--- SELECTED PASSAGE ---
==================================================
Thanks to the design of your Midi Manager it was trivial for me to setup 15 instances of the synth (each set to use 1 voice) for use with the Roli! With the Roli each key pressed has it’s own unique parameters, so every note is sent on a separate midi channel (but channel 1 is reserved for overall controls that are not per-note, eg the x-y pad on the left). Since I dont have 15 fingers I should really setup some kind of pooling system that can reuse a smaller collection of synth instances, but at this stage I am just testing the concept and so far even without a pool it is working surprisingly well. For example I can hold down 3 notes and bend the pitch of one of them up, one of them down, and not affect the pitch of the 3rd note at all.
I promise I will post one one day, but it will have to wait until 4.16 is out and some of the nvidia gameworks stuff like flex and/or flow work with 4.16 since that is the stuff I plan to use to do the visual side. And dont expect me to actually be able to play the roli properly
Although maybe I will manage to knock out a much cruder example without the visuals done in the meantime. IF you or anyone fancies sending me a nice synth preset to try that would probably help motivate me
OK I managed to punch well above my weight and got nvidia Flow working with a recent github 4.16 version so I should be able to start working on the demo sooner rather than later
I’m no programmer, so as a work-around, I was able to get MIDI data into UE4 by using a utility to convert MIDI to CSV and then import the music as a datatable, and then I programmed some blueprints to read it off like a sequencer.
==================================================
--- DATASET CONTENT ---
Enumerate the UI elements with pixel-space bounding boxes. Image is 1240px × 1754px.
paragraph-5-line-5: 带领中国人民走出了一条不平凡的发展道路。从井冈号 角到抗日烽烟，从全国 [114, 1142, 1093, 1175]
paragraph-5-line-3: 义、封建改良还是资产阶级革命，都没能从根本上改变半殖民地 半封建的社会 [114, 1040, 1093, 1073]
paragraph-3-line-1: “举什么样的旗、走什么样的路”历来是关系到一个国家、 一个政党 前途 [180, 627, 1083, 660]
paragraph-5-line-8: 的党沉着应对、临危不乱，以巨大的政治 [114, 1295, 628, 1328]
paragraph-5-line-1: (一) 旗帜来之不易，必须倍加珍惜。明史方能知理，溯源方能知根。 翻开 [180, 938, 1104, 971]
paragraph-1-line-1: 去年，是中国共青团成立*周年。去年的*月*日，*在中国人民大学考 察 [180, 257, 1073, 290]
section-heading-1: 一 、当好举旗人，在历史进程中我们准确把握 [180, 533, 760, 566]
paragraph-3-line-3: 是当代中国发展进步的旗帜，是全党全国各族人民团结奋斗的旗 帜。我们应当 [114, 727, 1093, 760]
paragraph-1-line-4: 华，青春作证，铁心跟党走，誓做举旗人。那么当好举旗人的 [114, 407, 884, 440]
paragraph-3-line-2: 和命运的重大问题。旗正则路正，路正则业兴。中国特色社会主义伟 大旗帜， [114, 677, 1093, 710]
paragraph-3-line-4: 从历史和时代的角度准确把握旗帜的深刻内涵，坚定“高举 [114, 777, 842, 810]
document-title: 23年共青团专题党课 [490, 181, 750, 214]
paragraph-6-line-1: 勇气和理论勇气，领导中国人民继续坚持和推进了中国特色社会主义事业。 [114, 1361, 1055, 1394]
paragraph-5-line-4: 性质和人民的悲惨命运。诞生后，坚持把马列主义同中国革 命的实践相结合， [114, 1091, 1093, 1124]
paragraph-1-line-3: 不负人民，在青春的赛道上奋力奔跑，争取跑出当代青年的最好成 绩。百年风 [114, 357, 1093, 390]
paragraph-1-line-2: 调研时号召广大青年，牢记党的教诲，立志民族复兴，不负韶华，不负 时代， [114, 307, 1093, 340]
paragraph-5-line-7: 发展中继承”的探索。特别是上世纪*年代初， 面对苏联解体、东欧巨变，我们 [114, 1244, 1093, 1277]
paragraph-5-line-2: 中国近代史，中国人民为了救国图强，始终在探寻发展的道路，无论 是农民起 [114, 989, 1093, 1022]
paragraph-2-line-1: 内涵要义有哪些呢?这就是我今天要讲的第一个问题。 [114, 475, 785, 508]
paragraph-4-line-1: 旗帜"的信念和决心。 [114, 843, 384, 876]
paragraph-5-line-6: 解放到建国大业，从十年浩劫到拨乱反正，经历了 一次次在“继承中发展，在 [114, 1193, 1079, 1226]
==================================================
--- GOAL OF THE EXERCISE ---
In the passage about the Roli above, which MIDI channel is reserved for overall controls that are not per-note?

--- SOLUTION TO THIS PROBLEM ---
Channel 1